WHAT NEEDS TO BE DONE:
Switch every "chat-icon" to "comment-icon" in the records from the line with "Identify all the" up to and including the line with "collapse-icon[interactable] [186, 262, 200, 276]", and give back only those lines with everything else unchanged.

:: EXTRACTED ENTRIES ::

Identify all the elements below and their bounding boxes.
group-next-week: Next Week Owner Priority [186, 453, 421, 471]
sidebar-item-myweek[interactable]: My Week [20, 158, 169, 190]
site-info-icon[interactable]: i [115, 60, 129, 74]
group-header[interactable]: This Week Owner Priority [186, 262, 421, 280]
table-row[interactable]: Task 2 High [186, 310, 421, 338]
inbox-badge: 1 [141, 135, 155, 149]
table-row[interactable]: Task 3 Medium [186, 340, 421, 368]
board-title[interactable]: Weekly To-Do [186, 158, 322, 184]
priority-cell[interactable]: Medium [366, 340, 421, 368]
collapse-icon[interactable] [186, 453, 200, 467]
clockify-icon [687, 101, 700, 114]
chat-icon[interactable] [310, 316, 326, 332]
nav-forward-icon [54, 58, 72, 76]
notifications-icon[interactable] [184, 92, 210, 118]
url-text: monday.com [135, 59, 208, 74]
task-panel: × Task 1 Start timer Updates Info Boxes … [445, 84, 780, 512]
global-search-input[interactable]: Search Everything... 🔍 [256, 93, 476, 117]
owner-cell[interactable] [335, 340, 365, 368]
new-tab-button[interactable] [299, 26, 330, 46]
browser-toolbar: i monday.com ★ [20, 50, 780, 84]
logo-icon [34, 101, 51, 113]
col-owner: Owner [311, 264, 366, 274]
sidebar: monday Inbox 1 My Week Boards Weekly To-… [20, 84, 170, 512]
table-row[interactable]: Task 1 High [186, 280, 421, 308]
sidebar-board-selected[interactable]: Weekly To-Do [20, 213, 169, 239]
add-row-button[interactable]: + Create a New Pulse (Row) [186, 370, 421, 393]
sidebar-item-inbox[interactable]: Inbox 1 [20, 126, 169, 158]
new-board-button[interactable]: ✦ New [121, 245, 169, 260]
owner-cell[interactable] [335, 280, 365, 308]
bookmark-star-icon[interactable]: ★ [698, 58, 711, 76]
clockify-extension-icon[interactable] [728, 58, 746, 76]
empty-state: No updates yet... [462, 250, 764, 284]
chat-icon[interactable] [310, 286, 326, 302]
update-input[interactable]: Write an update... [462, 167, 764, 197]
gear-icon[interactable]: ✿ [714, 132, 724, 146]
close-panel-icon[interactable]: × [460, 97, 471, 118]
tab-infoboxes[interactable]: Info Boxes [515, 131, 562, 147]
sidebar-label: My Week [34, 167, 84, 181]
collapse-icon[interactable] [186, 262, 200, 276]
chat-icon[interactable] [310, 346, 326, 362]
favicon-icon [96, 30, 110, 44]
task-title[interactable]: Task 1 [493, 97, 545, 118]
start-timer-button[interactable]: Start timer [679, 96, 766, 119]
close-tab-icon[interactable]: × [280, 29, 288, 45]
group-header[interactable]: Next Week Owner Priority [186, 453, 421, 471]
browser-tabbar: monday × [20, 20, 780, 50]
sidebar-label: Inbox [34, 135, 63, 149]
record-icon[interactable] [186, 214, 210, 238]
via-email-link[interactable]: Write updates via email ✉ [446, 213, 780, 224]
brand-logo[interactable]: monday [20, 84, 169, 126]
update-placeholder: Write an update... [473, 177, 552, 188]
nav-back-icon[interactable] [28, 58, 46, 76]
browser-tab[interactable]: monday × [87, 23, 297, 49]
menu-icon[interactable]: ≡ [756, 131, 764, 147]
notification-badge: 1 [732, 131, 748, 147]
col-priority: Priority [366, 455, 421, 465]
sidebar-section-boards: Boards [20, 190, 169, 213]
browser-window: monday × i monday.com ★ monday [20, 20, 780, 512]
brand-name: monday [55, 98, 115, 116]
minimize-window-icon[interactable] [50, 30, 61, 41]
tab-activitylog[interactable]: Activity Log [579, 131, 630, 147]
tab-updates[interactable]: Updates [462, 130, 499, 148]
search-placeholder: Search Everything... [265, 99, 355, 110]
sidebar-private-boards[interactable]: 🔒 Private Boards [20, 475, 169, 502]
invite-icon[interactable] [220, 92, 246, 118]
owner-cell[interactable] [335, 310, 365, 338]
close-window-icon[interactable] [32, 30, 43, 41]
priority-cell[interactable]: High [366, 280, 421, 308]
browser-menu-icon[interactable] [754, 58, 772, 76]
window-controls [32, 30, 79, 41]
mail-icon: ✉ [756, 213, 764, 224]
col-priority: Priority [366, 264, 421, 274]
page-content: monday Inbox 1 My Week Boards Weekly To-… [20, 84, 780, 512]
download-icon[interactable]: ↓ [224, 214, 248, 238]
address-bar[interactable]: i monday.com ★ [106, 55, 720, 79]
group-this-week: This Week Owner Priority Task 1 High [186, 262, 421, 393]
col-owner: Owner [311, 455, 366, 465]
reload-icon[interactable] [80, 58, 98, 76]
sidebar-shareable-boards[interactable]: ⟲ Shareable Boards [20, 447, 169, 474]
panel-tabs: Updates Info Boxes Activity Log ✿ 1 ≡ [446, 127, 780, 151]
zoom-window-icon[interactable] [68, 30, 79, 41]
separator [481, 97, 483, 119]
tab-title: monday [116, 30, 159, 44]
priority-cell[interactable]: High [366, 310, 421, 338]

:::
:: EXTRACTED ENTRIES ::

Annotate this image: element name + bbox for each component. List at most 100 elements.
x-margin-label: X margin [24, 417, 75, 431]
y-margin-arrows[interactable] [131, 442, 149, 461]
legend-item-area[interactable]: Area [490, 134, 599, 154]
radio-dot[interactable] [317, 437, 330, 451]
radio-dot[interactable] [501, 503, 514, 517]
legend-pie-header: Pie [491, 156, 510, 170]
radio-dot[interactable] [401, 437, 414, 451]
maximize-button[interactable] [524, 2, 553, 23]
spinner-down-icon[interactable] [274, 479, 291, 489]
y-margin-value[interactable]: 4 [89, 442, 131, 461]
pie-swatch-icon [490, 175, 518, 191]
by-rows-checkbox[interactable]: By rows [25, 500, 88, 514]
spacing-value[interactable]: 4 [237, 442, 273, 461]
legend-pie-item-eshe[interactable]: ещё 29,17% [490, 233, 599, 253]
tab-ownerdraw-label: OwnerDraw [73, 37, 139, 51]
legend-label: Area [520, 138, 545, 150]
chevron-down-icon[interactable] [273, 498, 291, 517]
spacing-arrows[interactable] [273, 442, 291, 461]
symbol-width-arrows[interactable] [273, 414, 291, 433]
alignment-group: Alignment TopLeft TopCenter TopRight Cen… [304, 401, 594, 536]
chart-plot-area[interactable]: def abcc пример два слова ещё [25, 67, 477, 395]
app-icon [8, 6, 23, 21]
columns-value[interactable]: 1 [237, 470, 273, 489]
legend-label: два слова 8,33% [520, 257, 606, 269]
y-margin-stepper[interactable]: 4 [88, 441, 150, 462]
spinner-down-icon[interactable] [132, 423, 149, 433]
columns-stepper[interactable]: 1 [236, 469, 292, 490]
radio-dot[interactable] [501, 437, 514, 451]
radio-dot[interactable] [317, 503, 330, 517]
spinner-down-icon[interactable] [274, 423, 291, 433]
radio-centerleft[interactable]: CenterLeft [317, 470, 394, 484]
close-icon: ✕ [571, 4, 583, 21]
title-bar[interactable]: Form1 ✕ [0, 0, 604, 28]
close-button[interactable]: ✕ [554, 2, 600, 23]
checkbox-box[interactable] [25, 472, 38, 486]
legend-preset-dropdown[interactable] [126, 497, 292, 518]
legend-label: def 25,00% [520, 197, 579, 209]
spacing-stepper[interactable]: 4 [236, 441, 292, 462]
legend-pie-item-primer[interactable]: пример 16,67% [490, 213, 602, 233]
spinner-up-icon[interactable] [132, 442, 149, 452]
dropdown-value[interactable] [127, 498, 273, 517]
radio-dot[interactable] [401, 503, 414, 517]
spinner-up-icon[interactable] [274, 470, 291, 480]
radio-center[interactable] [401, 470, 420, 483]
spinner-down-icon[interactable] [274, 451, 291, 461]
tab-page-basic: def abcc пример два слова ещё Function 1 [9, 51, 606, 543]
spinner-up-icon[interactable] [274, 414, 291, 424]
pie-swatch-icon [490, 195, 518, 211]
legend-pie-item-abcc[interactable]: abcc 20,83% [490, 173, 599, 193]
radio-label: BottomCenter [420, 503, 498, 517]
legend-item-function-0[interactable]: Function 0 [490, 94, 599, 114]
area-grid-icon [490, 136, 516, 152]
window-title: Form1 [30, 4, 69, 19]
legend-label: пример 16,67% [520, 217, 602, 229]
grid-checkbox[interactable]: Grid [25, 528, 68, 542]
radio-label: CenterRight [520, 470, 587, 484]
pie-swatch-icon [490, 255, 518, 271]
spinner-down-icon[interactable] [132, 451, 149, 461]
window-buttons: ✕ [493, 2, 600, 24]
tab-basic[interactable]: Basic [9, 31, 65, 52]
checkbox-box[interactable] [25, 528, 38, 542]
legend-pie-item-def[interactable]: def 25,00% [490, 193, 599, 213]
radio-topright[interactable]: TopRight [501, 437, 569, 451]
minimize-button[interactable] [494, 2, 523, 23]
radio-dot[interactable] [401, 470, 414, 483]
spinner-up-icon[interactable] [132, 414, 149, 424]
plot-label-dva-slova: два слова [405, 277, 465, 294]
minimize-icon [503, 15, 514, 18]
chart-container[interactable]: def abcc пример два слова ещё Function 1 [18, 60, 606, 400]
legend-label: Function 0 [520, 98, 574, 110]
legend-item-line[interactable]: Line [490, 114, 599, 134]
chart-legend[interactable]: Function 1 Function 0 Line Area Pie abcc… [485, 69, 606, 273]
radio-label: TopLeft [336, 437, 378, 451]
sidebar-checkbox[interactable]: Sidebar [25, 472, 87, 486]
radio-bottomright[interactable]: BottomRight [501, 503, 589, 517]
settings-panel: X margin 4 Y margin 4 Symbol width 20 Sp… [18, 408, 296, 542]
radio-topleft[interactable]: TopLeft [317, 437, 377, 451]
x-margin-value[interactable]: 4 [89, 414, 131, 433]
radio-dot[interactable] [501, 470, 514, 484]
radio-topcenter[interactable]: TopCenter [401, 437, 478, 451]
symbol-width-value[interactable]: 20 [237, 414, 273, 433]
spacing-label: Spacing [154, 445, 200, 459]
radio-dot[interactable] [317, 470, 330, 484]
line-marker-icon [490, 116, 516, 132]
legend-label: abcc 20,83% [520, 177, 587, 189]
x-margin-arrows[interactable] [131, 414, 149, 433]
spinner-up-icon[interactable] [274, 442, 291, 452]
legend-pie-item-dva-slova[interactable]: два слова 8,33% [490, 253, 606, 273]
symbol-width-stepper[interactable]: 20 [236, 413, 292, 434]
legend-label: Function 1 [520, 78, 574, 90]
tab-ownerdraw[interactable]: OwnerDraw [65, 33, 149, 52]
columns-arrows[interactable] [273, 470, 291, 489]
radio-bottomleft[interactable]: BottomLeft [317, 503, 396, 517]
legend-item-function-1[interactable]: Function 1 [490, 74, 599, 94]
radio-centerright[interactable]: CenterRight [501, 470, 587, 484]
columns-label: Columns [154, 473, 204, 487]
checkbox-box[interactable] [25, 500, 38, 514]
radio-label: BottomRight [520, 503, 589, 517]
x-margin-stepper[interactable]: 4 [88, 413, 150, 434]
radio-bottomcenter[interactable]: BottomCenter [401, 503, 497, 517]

:::

EXERCISE RESULT:
Identify all the elements below and their bounding boxes.
group-next-week: Next Week Owner Priority [186, 453, 421, 471]
sidebar-item-myweek[interactable]: My Week [20, 158, 169, 190]
site-info-icon[interactable]: i [115, 60, 129, 74]
group-header[interactable]: This Week Owner Priority [186, 262, 421, 280]
table-row[interactable]: Task 2 High [186, 310, 421, 338]
inbox-badge: 1 [141, 135, 155, 149]
table-row[interactable]: Task 3 Medium [186, 340, 421, 368]
board-title[interactable]: Weekly To-Do [186, 158, 322, 184]
priority-cell[interactable]: Medium [366, 340, 421, 368]
collapse-icon[interactable] [186, 453, 200, 467]
clockify-icon [687, 101, 700, 114]
comment-icon[interactable] [310, 316, 326, 332]
nav-forward-icon [54, 58, 72, 76]
notifications-icon[interactable] [184, 92, 210, 118]
url-text: monday.com [135, 59, 208, 74]
task-panel: × Task 1 Start timer Updates Info Boxes … [445, 84, 780, 512]
global-search-input[interactable]: Search Everything... 🔍 [256, 93, 476, 117]
owner-cell[interactable] [335, 340, 365, 368]
new-tab-button[interactable] [299, 26, 330, 46]
browser-toolbar: i monday.com ★ [20, 50, 780, 84]
logo-icon [34, 101, 51, 113]
col-owner: Owner [311, 264, 366, 274]
sidebar: monday Inbox 1 My Week Boards Weekly To-… [20, 84, 170, 512]
table-row[interactable]: Task 1 High [186, 280, 421, 308]
sidebar-board-selected[interactable]: Weekly To-Do [20, 213, 169, 239]
add-row-button[interactable]: + Create a New Pulse (Row) [186, 370, 421, 393]
sidebar-item-inbox[interactable]: Inbox 1 [20, 126, 169, 158]
new-board-button[interactable]: ✦ New [121, 245, 169, 260]
owner-cell[interactable] [335, 280, 365, 308]
bookmark-star-icon[interactable]: ★ [698, 58, 711, 76]
clockify-extension-icon[interactable] [728, 58, 746, 76]
empty-state: No updates yet... [462, 250, 764, 284]
comment-icon[interactable] [310, 286, 326, 302]
update-input[interactable]: Write an update... [462, 167, 764, 197]
gear-icon[interactable]: ✿ [714, 132, 724, 146]
close-panel-icon[interactable]: × [460, 97, 471, 118]
tab-infoboxes[interactable]: Info Boxes [515, 131, 562, 147]
sidebar-label: My Week [34, 167, 84, 181]
collapse-icon[interactable] [186, 262, 200, 276]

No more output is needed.